▶ PROBLEM STATEMENT: Please rewrite the records between the lines holding "289, 881, 531]" and "729, 1362, 770]", inclusive, with "signal-dot" changed to "signal-marker" and everything else left as it is.

▶ EXERCISE INPUT:
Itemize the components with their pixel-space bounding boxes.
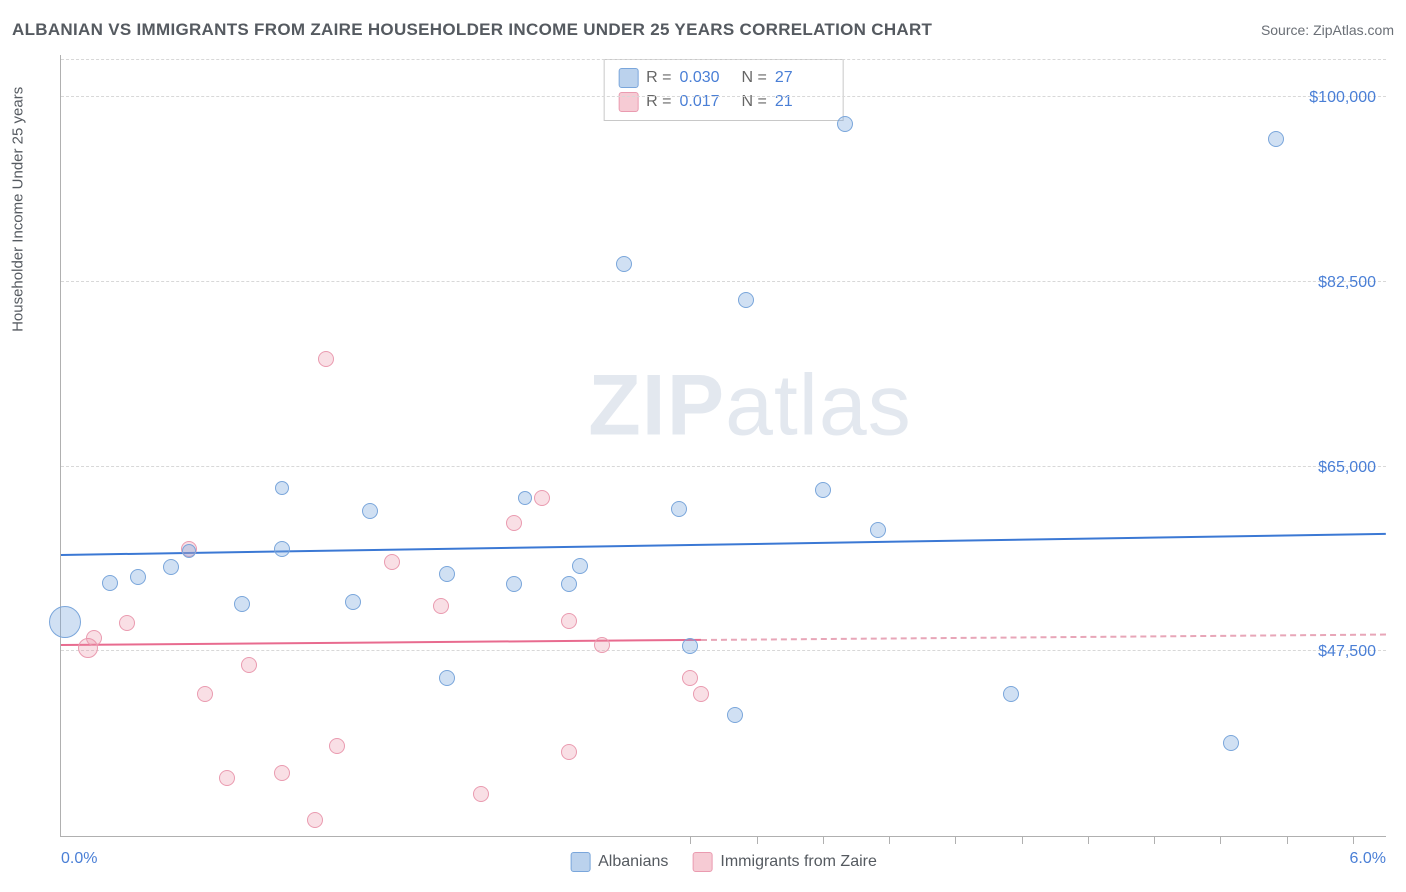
data-point: [197, 686, 213, 702]
y-tick-label: $65,000: [1318, 459, 1376, 477]
x-tick: [823, 836, 824, 844]
source-attribution: Source: ZipAtlas.com: [1261, 22, 1394, 38]
data-point: [572, 558, 588, 574]
data-point: [616, 256, 632, 272]
legend-label: Immigrants from Zaire: [720, 853, 876, 871]
legend-item: Albanians: [570, 852, 668, 872]
legend-r-label: R =: [646, 69, 671, 87]
grid-line: [61, 59, 1386, 60]
data-point: [561, 576, 577, 592]
data-point: [241, 657, 257, 673]
legend-label: Albanians: [598, 853, 668, 871]
legend-n-label: N =: [742, 69, 767, 87]
data-point: [727, 707, 743, 723]
data-point: [433, 598, 449, 614]
legend-swatch: [692, 852, 712, 872]
legend-row: R = 0.030 N = 27: [618, 66, 829, 90]
data-point: [384, 554, 400, 570]
data-point: [506, 515, 522, 531]
x-tick: [690, 836, 691, 844]
legend-n-value: 27: [775, 69, 829, 87]
x-tick: [1088, 836, 1089, 844]
data-point: [594, 637, 610, 653]
data-point: [870, 522, 886, 538]
data-point: [671, 501, 687, 517]
data-point: [1223, 735, 1239, 751]
grid-line: [61, 650, 1386, 651]
y-tick-label: $47,500: [1318, 643, 1376, 661]
data-point: [274, 541, 290, 557]
data-point: [219, 770, 235, 786]
legend-swatch: [618, 92, 638, 112]
grid-line: [61, 96, 1386, 97]
x-tick: [1353, 836, 1354, 844]
data-point: [307, 812, 323, 828]
legend-swatch: [570, 852, 590, 872]
data-point: [163, 559, 179, 575]
data-point: [439, 566, 455, 582]
data-point: [682, 670, 698, 686]
legend-swatch: [618, 68, 638, 88]
x-tick: [889, 836, 890, 844]
data-point: [518, 491, 532, 505]
legend-series: Albanians Immigrants from Zaire: [570, 852, 877, 872]
scatter-plot: ZIPatlas R =0.030N =27R =0.017N =21 Alba…: [60, 55, 1386, 837]
data-point: [182, 544, 196, 558]
x-tick: [955, 836, 956, 844]
legend-row: R =0.017N =21: [618, 90, 829, 114]
data-point: [561, 744, 577, 760]
x-tick: [1220, 836, 1221, 844]
grid-line: [61, 466, 1386, 467]
x-tick-label: 0.0%: [61, 850, 97, 868]
y-axis-label: Householder Income Under 25 years: [10, 87, 27, 332]
legend-item: Immigrants from Zaire: [692, 852, 876, 872]
data-point: [506, 576, 522, 592]
data-point: [1003, 686, 1019, 702]
y-tick-label: $82,500: [1318, 274, 1376, 292]
trend-line: [61, 533, 1386, 556]
data-point: [815, 482, 831, 498]
data-point: [362, 503, 378, 519]
x-tick: [1287, 836, 1288, 844]
data-point: [345, 594, 361, 610]
data-point: [102, 575, 118, 591]
x-tick: [1022, 836, 1023, 844]
data-point: [86, 630, 102, 646]
data-point: [561, 613, 577, 629]
data-point: [693, 686, 709, 702]
data-point: [234, 596, 250, 612]
data-point: [1268, 131, 1284, 147]
x-tick: [1154, 836, 1155, 844]
data-point: [682, 638, 698, 654]
title-bar: ALBANIAN VS IMMIGRANTS FROM ZAIRE HOUSEH…: [12, 20, 1394, 40]
data-point: [130, 569, 146, 585]
data-point: [329, 738, 345, 754]
data-point: [274, 765, 290, 781]
legend-r-value: 0.030: [680, 69, 734, 87]
data-point: [275, 481, 289, 495]
data-point: [49, 606, 81, 638]
data-point: [534, 490, 550, 506]
grid-line: [61, 281, 1386, 282]
watermark: ZIPatlas: [588, 357, 911, 456]
data-point: [738, 292, 754, 308]
data-point: [119, 615, 135, 631]
data-point: [318, 351, 334, 367]
x-tick: [757, 836, 758, 844]
data-point: [439, 670, 455, 686]
data-point: [473, 786, 489, 802]
chart-title: ALBANIAN VS IMMIGRANTS FROM ZAIRE HOUSEH…: [12, 20, 932, 40]
legend-correlation: R = 0.030 N = 27 R =0.017N =21: [603, 59, 844, 121]
x-tick-label: 6.0%: [1350, 850, 1386, 868]
data-point: [837, 116, 853, 132]
trend-line: [701, 633, 1386, 640]
y-tick-label: $100,000: [1309, 89, 1376, 107]
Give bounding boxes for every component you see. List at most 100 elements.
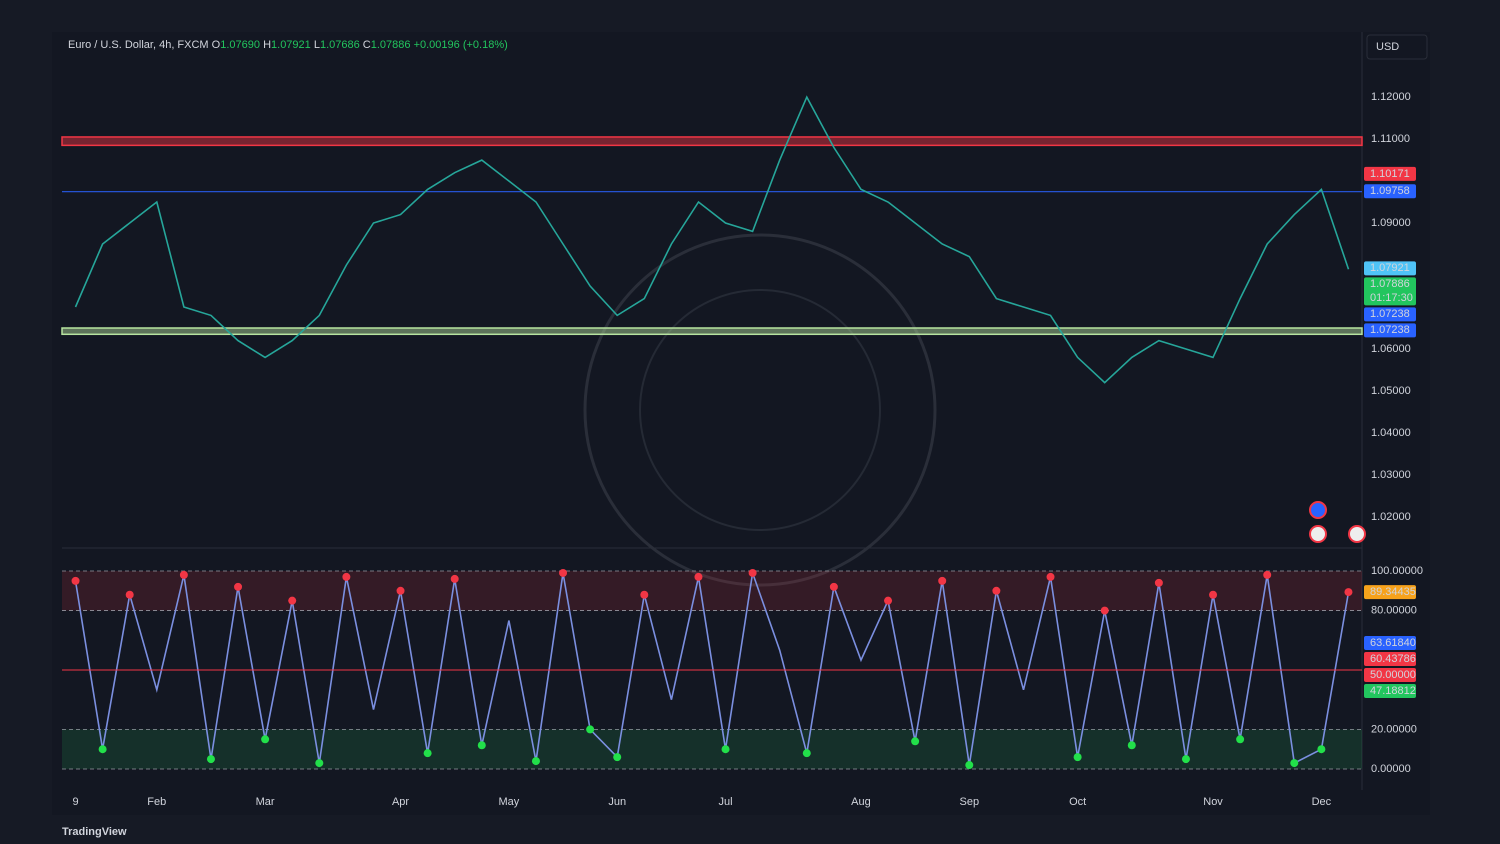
watermark	[639, 289, 881, 531]
chart-area	[52, 32, 1430, 815]
y-tick-label: 1.03000	[1371, 469, 1411, 481]
price-label: 50.00000	[1370, 669, 1416, 681]
signal-dot	[965, 761, 974, 770]
signal-dot	[1317, 745, 1326, 754]
y-tick-label: 0.00000	[1371, 763, 1411, 775]
signal-dot	[477, 741, 486, 750]
x-tick-label: Nov	[1203, 796, 1223, 808]
currency[interactable]: USD	[1376, 41, 1399, 53]
signal-dot	[1046, 572, 1055, 581]
high: 1.07921	[271, 39, 311, 51]
zone	[62, 729, 1362, 770]
signal-dot	[721, 745, 730, 754]
y-tick-label: 1.04000	[1371, 427, 1411, 439]
x-tick-label: Aug	[851, 796, 871, 808]
signal-dot	[911, 737, 920, 746]
price-label: 47.18812	[1370, 685, 1416, 697]
price-label: 1.10171	[1370, 168, 1410, 180]
x-tick-label: Sep	[960, 796, 980, 808]
event-icon[interactable]	[1309, 501, 1327, 519]
y-tick-label: 1.05000	[1371, 385, 1411, 397]
currency-button[interactable]	[1366, 34, 1428, 60]
price-label-box	[1364, 166, 1416, 181]
signal-dot	[396, 586, 405, 595]
signal-dot	[694, 572, 703, 581]
price-label-box	[1364, 684, 1416, 699]
signal-dot	[802, 749, 811, 758]
signal-dot	[748, 568, 757, 577]
series-line	[74, 572, 1350, 766]
y-tick-label: 100.00000	[1371, 565, 1423, 577]
signal-dot	[640, 590, 649, 599]
y-tick-label: 1.06000	[1371, 343, 1411, 355]
change: +0.00196 (+0.18%)	[414, 39, 508, 51]
y-tick-label: 80.00000	[1371, 604, 1417, 616]
price-label-box	[1364, 636, 1416, 651]
price-label: 1.09758	[1370, 185, 1410, 197]
signal-dot	[1181, 755, 1190, 764]
symbol: Euro / U.S. Dollar, 4h, FXCM	[68, 39, 209, 51]
signal-dot	[992, 586, 1001, 595]
price-label-box	[1364, 668, 1416, 683]
signal-dot	[829, 582, 838, 591]
countdown: 01:17:30	[1370, 292, 1413, 304]
x-tick-label: Jul	[719, 796, 733, 808]
signal-dot	[71, 576, 80, 585]
signal-dot	[1073, 753, 1082, 762]
price-label-box	[1364, 307, 1416, 322]
x-tick-label: Mar	[256, 796, 275, 808]
legend: Euro / U.S. Dollar, 4h, FXCM O1.07690 H1…	[68, 39, 508, 51]
signal-dot	[288, 596, 297, 605]
signal-dot	[423, 749, 432, 758]
open: 1.07690	[220, 39, 260, 51]
signal-dot	[234, 582, 243, 591]
price-label: 1.07921	[1370, 262, 1410, 274]
signal-dot	[559, 568, 568, 577]
y-tick-label: 1.12000	[1371, 91, 1411, 103]
y-tick-label: 1.02000	[1371, 511, 1411, 523]
signal-dot	[206, 755, 215, 764]
level-band	[61, 136, 1363, 147]
price-label: 1.07238	[1370, 308, 1410, 320]
signal-dot	[1236, 735, 1245, 744]
signal-dot	[531, 757, 540, 766]
signal-dot	[1263, 570, 1272, 579]
low-label: L	[314, 39, 320, 51]
event-icon[interactable]	[1309, 525, 1327, 543]
price-label: 1.07886	[1370, 278, 1410, 290]
price-label: 89.34435	[1370, 586, 1416, 598]
price-label-box	[1364, 277, 1416, 306]
watermark	[583, 233, 937, 587]
x-tick-label: Dec	[1312, 796, 1332, 808]
signal-dot	[1290, 759, 1299, 768]
price-label-box	[1364, 184, 1416, 199]
price-label: 1.07238	[1370, 324, 1410, 336]
level-band	[61, 327, 1363, 336]
signal-dot	[613, 753, 622, 762]
signal-dot	[342, 572, 351, 581]
y-tick-label: 1.09000	[1371, 217, 1411, 229]
x-tick-label: Jun	[608, 796, 626, 808]
signal-dot	[261, 735, 270, 744]
x-tick-label: Apr	[392, 796, 409, 808]
close-label: C	[363, 39, 371, 51]
x-tick-label: 9	[72, 796, 78, 808]
signal-dot	[884, 596, 893, 605]
level-band	[62, 191, 1362, 193]
low: 1.07686	[320, 39, 360, 51]
footer: TradingView	[62, 826, 127, 838]
x-tick-label: Feb	[147, 796, 166, 808]
y-tick-label: 20.00000	[1371, 723, 1417, 735]
signal-dot	[938, 576, 947, 585]
signal-dot	[125, 590, 134, 599]
signal-dot	[1209, 590, 1218, 599]
price-label-box	[1364, 261, 1416, 276]
signal-dot	[179, 570, 188, 579]
signal-dot	[98, 745, 107, 754]
close: 1.07886	[371, 39, 411, 51]
price-label: 63.61840	[1370, 637, 1416, 649]
signal-dot	[315, 759, 324, 768]
zone	[62, 570, 1362, 611]
event-icon[interactable]	[1348, 525, 1366, 543]
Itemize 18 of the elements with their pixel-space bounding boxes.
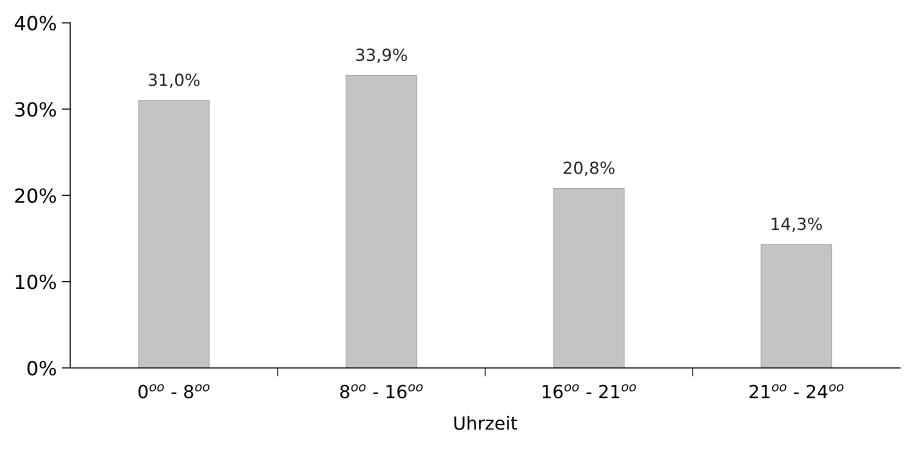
bar bbox=[346, 75, 418, 368]
y-tick-label: 20% bbox=[15, 188, 56, 204]
data-label: 33,9% bbox=[356, 48, 407, 63]
y-tick-label: 30% bbox=[15, 102, 56, 117]
x-tick-label: 8$^{oo}$ - 16$^{oo}$ bbox=[340, 384, 423, 398]
data-label: 14,3% bbox=[772, 218, 822, 232]
bar bbox=[553, 188, 625, 368]
x-tick-label: 21$^{oo}$ - 24$^{oo}$ bbox=[750, 384, 844, 398]
x-tick-label: 0$^{oo}$ - 8$^{oo}$ bbox=[138, 384, 210, 398]
bar bbox=[760, 244, 832, 368]
y-tick-label: 0% bbox=[27, 360, 56, 376]
y-tick-label: 10% bbox=[16, 274, 56, 290]
x-tick-label: 16$^{oo}$ - 21$^{oo}$ bbox=[542, 384, 636, 398]
x-axis-title: Uhrzeit bbox=[454, 416, 518, 430]
bar bbox=[138, 100, 210, 368]
y-tick-label: 40% bbox=[14, 16, 56, 31]
data-label: 20,8% bbox=[564, 162, 614, 176]
data-label: 31,0% bbox=[148, 74, 200, 88]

▶ FINISHED EXERCISE:
watermark	[639, 289, 881, 531]
chart-area	[52, 32, 1430, 815]
y-tick-label: 1.03000	[1371, 469, 1411, 481]
price-label: 50.00000	[1370, 669, 1416, 681]
signal-marker	[965, 761, 974, 770]
signal-marker	[1317, 745, 1326, 754]
y-tick-label: 0.00000	[1371, 763, 1411, 775]
signal-marker	[477, 741, 486, 750]
x-tick-label: Nov	[1203, 796, 1223, 808]
currency[interactable]: USD	[1376, 41, 1399, 53]
signal-marker	[1046, 572, 1055, 581]
high: 1.07921	[271, 39, 311, 51]
zone	[62, 729, 1362, 770]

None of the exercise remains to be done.